TASK BRIEF –
Write the records below out in full, character for character, with no pictures.

RAW DATA –
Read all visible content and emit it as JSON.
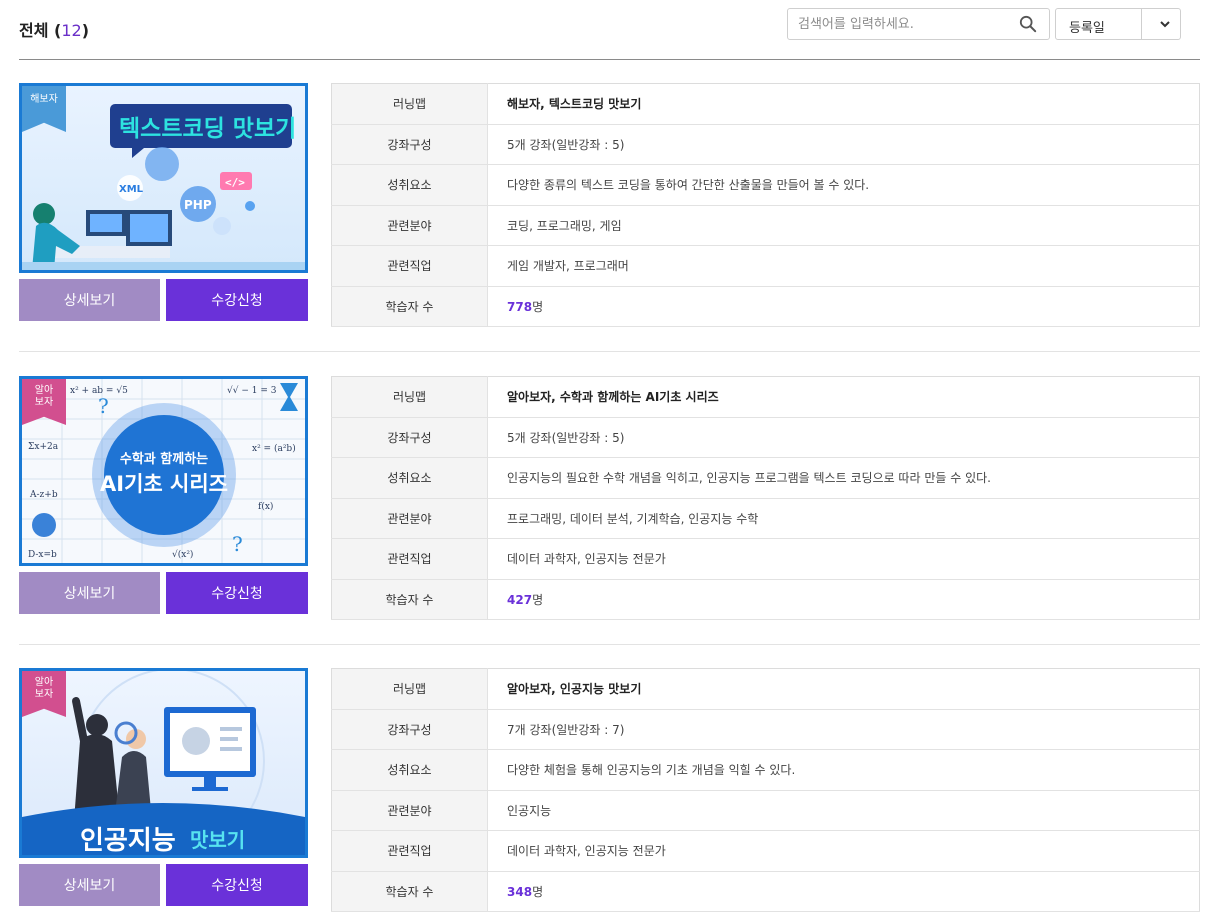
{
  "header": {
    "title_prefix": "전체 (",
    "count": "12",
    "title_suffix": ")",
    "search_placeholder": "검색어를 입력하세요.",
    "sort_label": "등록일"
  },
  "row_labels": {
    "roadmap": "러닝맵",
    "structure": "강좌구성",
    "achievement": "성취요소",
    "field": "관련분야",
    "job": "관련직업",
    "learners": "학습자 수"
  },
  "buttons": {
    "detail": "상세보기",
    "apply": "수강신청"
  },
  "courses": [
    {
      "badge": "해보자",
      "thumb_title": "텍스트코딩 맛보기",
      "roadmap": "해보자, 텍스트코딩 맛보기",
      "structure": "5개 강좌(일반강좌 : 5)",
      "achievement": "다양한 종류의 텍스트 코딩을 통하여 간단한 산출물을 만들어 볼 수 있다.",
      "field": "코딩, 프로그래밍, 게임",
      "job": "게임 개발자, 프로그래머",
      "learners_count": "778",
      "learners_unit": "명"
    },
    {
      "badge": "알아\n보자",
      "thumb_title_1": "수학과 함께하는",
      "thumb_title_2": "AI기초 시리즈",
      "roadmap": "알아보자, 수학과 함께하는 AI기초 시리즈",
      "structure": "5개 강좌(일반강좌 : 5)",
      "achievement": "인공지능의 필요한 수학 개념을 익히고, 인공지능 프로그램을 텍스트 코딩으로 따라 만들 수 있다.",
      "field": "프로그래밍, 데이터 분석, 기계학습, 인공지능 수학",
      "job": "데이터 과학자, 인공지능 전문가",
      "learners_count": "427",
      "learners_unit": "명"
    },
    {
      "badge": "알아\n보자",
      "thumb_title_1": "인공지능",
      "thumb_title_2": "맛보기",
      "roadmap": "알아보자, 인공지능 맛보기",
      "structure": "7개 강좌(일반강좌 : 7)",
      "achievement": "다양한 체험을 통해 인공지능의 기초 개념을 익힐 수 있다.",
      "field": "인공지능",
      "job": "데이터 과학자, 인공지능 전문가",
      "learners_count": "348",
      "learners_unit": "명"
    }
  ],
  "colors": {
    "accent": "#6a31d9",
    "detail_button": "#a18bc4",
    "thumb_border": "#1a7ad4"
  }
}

OUTPUT –
Read all visible content and emit it as JSON.
{
  "header": {
    "title_prefix": "전체 (",
    "count": "12",
    "title_suffix": ")",
    "search_placeholder": "검색어를 입력하세요.",
    "sort_label": "등록일"
  },
  "row_labels": {
    "roadmap": "러닝맵",
    "structure": "강좌구성",
    "achievement": "성취요소",
    "field": "관련분야",
    "job": "관련직업",
    "learners": "학습자 수"
  },
  "buttons": {
    "detail": "상세보기",
    "apply": "수강신청"
  },
  "courses": [
    {
      "badge": "해보자",
      "thumb_title": "텍스트코딩 맛보기",
      "roadmap": "해보자, 텍스트코딩 맛보기",
      "structure": "5개 강좌(일반강좌 : 5)",
      "achievement": "다양한 종류의 텍스트 코딩을 통하여 간단한 산출물을 만들어 볼 수 있다.",
      "field": "코딩, 프로그래밍, 게임",
      "job": "게임 개발자, 프로그래머",
      "learners_count": "778",
      "learners_unit": "명"
    },
    {
      "badge": "알아\n보자",
      "thumb_title_1": "수학과 함께하는",
      "thumb_title_2": "AI기초 시리즈",
      "roadmap": "알아보자, 수학과 함께하는 AI기초 시리즈",
      "structure": "5개 강좌(일반강좌 : 5)",
      "achievement": "인공지능의 필요한 수학 개념을 익히고, 인공지능 프로그램을 텍스트 코딩으로 따라 만들 수 있다.",
      "field": "프로그래밍, 데이터 분석, 기계학습, 인공지능 수학",
      "job": "데이터 과학자, 인공지능 전문가",
      "learners_count": "427",
      "learners_unit": "명"
    },
    {
      "badge": "알아\n보자",
      "thumb_title_1": "인공지능",
      "thumb_title_2": "맛보기",
      "roadmap": "알아보자, 인공지능 맛보기",
      "structure": "7개 강좌(일반강좌 : 7)",
      "achievement": "다양한 체험을 통해 인공지능의 기초 개념을 익힐 수 있다.",
      "field": "인공지능",
      "job": "데이터 과학자, 인공지능 전문가",
      "learners_count": "348",
      "learners_unit": "명"
    }
  ],
  "colors": {
    "accent": "#6a31d9",
    "detail_button": "#a18bc4",
    "thumb_border": "#1a7ad4"
  }
}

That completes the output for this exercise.